── Exercise material
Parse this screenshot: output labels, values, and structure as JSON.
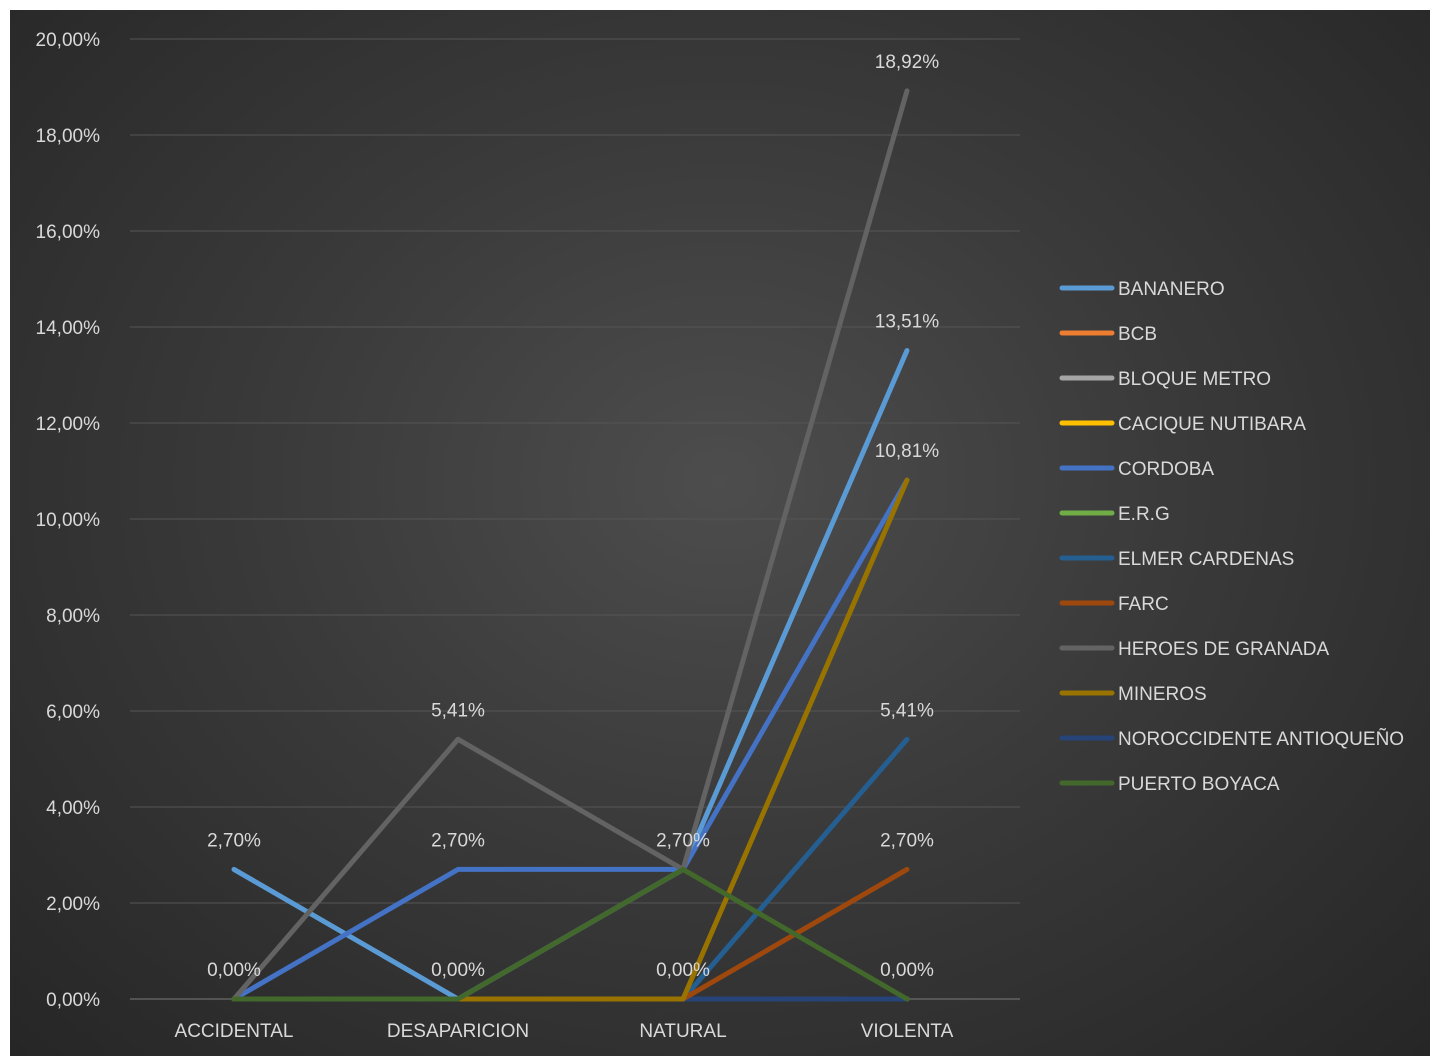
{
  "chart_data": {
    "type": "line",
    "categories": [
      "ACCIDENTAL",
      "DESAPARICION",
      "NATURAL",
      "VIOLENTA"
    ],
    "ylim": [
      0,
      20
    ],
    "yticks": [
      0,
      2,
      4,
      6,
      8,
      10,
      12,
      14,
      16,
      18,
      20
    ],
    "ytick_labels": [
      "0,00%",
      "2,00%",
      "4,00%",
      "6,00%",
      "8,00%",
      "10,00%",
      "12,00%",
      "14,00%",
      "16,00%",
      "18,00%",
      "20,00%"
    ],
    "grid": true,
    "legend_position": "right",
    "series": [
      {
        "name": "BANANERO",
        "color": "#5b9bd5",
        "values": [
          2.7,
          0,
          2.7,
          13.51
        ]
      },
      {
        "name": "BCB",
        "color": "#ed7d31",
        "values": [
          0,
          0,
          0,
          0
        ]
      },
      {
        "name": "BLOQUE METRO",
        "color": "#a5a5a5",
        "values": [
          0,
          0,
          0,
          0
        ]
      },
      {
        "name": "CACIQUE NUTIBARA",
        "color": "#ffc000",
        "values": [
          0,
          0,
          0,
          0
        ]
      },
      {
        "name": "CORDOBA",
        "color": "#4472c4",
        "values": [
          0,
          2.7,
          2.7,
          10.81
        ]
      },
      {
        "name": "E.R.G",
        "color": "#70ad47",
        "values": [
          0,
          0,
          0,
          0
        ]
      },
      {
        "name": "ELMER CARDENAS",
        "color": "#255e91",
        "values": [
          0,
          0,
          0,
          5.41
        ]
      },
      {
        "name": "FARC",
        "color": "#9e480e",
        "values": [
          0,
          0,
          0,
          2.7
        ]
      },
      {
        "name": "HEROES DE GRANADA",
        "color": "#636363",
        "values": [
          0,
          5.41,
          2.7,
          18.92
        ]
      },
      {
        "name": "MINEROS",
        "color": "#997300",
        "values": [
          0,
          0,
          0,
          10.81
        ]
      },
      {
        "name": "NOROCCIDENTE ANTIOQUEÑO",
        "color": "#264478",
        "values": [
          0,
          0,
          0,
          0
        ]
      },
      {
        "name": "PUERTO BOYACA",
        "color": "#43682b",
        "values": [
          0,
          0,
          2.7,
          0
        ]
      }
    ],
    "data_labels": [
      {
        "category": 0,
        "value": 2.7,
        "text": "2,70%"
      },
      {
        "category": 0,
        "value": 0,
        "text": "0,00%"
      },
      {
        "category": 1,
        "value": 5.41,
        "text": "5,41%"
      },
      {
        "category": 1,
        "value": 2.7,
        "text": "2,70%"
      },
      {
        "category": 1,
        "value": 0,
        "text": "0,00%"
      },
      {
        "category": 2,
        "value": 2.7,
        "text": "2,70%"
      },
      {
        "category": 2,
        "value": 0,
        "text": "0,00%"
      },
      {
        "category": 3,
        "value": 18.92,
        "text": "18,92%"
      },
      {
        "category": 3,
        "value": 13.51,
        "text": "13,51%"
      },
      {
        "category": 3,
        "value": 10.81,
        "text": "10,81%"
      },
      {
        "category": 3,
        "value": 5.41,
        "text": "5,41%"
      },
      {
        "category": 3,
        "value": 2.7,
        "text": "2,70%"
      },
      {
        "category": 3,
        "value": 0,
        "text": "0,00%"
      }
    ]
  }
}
────
Your goal> Tally up the lines in the preceding listing that contain the string "name". Respond with the number and nothing else.

Response to this task> 12